(Items from a data source)
+++++

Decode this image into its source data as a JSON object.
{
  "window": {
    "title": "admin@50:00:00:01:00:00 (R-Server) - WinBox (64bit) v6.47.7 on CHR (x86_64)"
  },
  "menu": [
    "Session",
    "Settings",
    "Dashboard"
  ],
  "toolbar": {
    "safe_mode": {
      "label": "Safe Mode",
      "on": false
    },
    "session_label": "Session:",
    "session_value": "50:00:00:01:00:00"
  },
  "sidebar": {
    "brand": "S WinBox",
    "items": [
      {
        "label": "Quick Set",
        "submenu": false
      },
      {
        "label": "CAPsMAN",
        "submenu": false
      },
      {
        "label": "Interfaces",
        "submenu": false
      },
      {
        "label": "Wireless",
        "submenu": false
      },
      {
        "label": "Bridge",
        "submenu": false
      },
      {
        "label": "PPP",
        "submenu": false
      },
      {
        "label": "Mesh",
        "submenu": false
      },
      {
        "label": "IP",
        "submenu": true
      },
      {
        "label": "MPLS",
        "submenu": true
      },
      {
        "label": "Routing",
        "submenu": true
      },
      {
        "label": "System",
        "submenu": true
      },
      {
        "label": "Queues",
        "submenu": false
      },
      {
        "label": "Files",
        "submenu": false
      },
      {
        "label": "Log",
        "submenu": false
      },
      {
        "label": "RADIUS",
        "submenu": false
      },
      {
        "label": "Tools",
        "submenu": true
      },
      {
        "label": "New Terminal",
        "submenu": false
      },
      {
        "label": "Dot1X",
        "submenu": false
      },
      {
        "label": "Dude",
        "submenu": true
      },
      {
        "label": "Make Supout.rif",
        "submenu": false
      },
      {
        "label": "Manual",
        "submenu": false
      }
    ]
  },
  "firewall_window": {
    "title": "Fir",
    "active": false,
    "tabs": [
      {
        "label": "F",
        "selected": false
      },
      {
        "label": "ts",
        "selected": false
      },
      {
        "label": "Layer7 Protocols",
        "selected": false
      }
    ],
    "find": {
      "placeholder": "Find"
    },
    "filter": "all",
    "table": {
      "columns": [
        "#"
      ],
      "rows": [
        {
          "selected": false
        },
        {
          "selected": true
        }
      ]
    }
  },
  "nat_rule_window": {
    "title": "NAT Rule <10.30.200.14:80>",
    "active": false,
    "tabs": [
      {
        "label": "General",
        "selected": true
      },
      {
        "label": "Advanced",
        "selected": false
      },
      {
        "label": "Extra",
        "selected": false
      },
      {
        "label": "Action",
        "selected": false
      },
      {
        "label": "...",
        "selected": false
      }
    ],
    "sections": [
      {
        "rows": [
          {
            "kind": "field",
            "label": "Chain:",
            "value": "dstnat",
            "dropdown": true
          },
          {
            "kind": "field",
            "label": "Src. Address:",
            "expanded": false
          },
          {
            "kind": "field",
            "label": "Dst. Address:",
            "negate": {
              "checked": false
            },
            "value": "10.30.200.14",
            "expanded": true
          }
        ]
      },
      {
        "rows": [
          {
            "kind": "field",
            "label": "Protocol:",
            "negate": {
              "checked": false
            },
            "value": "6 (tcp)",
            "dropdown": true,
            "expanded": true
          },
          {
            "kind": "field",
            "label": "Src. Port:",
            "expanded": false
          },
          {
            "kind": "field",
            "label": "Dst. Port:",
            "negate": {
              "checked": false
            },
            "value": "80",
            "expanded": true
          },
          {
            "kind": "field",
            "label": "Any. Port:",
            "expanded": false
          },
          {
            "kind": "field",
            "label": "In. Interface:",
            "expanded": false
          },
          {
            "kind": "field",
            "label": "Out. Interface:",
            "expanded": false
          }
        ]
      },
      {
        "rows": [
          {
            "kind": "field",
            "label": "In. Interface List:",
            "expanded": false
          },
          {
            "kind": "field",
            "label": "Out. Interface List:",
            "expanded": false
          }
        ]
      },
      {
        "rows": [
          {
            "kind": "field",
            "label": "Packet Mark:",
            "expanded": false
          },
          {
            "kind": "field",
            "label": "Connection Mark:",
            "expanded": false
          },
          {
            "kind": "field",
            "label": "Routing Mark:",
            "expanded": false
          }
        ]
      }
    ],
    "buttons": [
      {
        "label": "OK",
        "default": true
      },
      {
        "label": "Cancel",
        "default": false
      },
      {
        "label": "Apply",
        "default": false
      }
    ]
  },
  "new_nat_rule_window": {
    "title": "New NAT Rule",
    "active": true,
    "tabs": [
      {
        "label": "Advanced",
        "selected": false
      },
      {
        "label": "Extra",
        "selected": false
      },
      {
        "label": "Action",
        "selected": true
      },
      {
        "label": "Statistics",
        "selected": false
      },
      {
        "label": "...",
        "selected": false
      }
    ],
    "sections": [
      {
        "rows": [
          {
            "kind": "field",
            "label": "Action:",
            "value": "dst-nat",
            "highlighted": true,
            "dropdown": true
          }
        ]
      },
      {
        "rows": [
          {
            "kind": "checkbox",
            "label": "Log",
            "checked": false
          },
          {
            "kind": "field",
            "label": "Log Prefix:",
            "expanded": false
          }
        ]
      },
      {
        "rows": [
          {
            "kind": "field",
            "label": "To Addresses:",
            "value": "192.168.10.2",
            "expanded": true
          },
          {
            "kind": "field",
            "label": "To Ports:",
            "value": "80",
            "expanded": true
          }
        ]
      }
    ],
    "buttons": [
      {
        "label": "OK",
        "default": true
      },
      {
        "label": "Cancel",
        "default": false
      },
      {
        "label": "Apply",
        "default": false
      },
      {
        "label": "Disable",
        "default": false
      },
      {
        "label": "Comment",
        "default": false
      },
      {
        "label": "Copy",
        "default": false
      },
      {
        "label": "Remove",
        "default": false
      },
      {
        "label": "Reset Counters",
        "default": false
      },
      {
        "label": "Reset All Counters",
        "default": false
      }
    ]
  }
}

+++++

(WHAT IS EXPECTED):
Restate the whole listing exactly, leaving out nothing.

(OUTPUT OF THE TASK):
Decode this image into its source data as a JSON object.
{
  "window": {
    "title": "admin@50:00:00:01:00:00 (R-Server) - WinBox (64bit) v6.47.7 on CHR (x86_64)"
  },
  "menu": [
    "Session",
    "Settings",
    "Dashboard"
  ],
  "toolbar": {
    "safe_mode": {
      "label": "Safe Mode",
      "on": false
    },
    "session_label": "Session:",
    "session_value": "50:00:00:01:00:00"
  },
  "sidebar": {
    "brand": "S WinBox",
    "items": [
      {
        "label": "Quick Set",
        "submenu": false
      },
      {
        "label": "CAPsMAN",
        "submenu": false
      },
      {
        "label": "Interfaces",
        "submenu": false
      },
      {
        "label": "Wireless",
        "submenu": false
      },
      {
        "label": "Bridge",
        "submenu": false
      },
      {
        "label": "PPP",
        "submenu": false
      },
      {
        "label": "Mesh",
        "submenu": false
      },
      {
        "label": "IP",
        "submenu": true
      },
      {
        "label": "MPLS",
        "submenu": true
      },
      {
        "label": "Routing",
        "submenu": true
      },
      {
        "label": "System",
        "submenu": true
      },
      {
        "label": "Queues",
        "submenu": false
      },
      {
        "label": "Files",
        "submenu": false
      },
      {
        "label": "Log",
        "submenu": false
      },
      {
        "label": "RADIUS",
        "submenu": false
      },
      {
        "label": "Tools",
        "submenu": true
      },
      {
        "label": "New Terminal",
        "submenu": false
      },
      {
        "label": "Dot1X",
        "submenu": false
      },
      {
        "label": "Dude",
        "submenu": true
      },
      {
        "label": "Make Supout.rif",
        "submenu": false
      },
      {
        "label": "Manual",
        "submenu": false
      }
    ]
  },
  "firewall_window": {
    "title": "Fir",
    "active": false,
    "tabs": [
      {
        "label": "F",
        "selected": false
      },
      {
        "label": "ts",
        "selected": false
      },
      {
        "label": "Layer7 Protocols",
        "selected": false
      }
    ],
    "find": {
      "placeholder": "Find"
    },
    "filter": "all",
    "table": {
      "columns": [
        "#"
      ],
      "rows": [
        {
          "selected": false
        },
        {
          "selected": true
        }
      ]
    }
  },
  "nat_rule_window": {
    "title": "NAT Rule <10.30.200.14:80>",
    "active": false,
    "tabs": [
      {
        "label": "General",
        "selected": true
      },
      {
        "label": "Advanced",
        "selected": false
      },
      {
        "label": "Extra",
        "selected": false
      },
      {
        "label": "Action",
        "selected": false
      },
      {
        "label": "...",
        "selected": false
      }
    ],
    "sections": [
      {
        "rows": [
          {
            "kind": "field",
            "label": "Chain:",
            "value": "dstnat",
            "dropdown": true
          },
          {
            "kind": "field",
            "label": "Src. Address:",
            "expanded": false
          },
          {
            "kind": "field",
            "label": "Dst. Address:",
            "negate": {
              "checked": false
            },
            "value": "10.30.200.14",
            "expanded": true
          }
        ]
      },
      {
        "rows": [
          {
            "kind": "field",
            "label": "Protocol:",
            "negate": {
              "checked": false
            },
            "value": "6 (tcp)",
            "dropdown": true,
            "expanded": true
          },
          {
            "kind": "field",
            "label": "Src. Port:",
            "expanded": false
          },
          {
            "kind": "field",
            "label": "Dst. Port:",
            "negate": {
              "checked": false
            },
            "value": "80",
            "expanded": true
          },
          {
            "kind": "field",
            "label": "Any. Port:",
            "expanded": false
          },
          {
            "kind": "field",
            "label": "In. Interface:",
            "expanded": false
          },
          {
            "kind": "field",
            "label": "Out. Interface:",
            "expanded": false
          }
        ]
      },
      {
        "rows": [
          {
            "kind": "field",
            "label": "In. Interface List:",
            "expanded": false
          },
          {
            "kind": "field",
            "label": "Out. Interface List:",
            "expanded": false
          }
        ]
      },
      {
        "rows": [
          {
            "kind": "field",
            "label": "Packet Mark:",
            "expanded": false
          },
          {
            "kind": "field",
            "label": "Connection Mark:",
            "expanded": false
          },
          {
            "kind": "field",
            "label": "Routing Mark:",
            "expanded": false
          }
        ]
      }
    ],
    "buttons": [
      {
        "label": "OK",
        "default": true
      },
      {
        "label": "Cancel",
        "default": false
      },
      {
        "label": "Apply",
        "default": false
      }
    ]
  },
  "new_nat_rule_window": {
    "title": "New NAT Rule",
    "active": true,
    "tabs": [
      {
        "label": "Advanced",
        "selected": false
      },
      {
        "label": "Extra",
        "selected": false
      },
      {
        "label": "Action",
        "selected": true
      },
      {
        "label": "Statistics",
        "selected": false
      },
      {
        "label": "...",
        "selected": false
      }
    ],
    "sections": [
      {
        "rows": [
          {
            "kind": "field",
            "label": "Action:",
            "value": "dst-nat",
            "highlighted": true,
            "dropdown": true
          }
        ]
      },
      {
        "rows": [
          {
            "kind": "checkbox",
            "label": "Log",
            "checked": false
          },
          {
            "kind": "field",
            "label": "Log Prefix:",
            "expanded": false
          }
        ]
      },
      {
        "rows": [
          {
            "kind": "field",
            "label": "To Addresses:",
            "value": "192.168.10.2",
            "expanded": true
          },
          {
            "kind": "field",
            "label": "To Ports:",
            "value": "80",
            "expanded": true
          }
        ]
      }
    ],
    "buttons": [
      {
        "label": "OK",
        "default": true
      },
      {
        "label": "Cancel",
        "default": false
      },
      {
        "label": "Apply",
        "default": false
      },
      {
        "label": "Disable",
        "default": false
      },
      {
        "label": "Comment",
        "default": false
      },
      {
        "label": "Copy",
        "default": false
      },
      {
        "label": "Remove",
        "default": false
      },
      {
        "label": "Reset Counters",
        "default": false
      },
      {
        "label": "Reset All Counters",
        "default": false
      }
    ]
  }
}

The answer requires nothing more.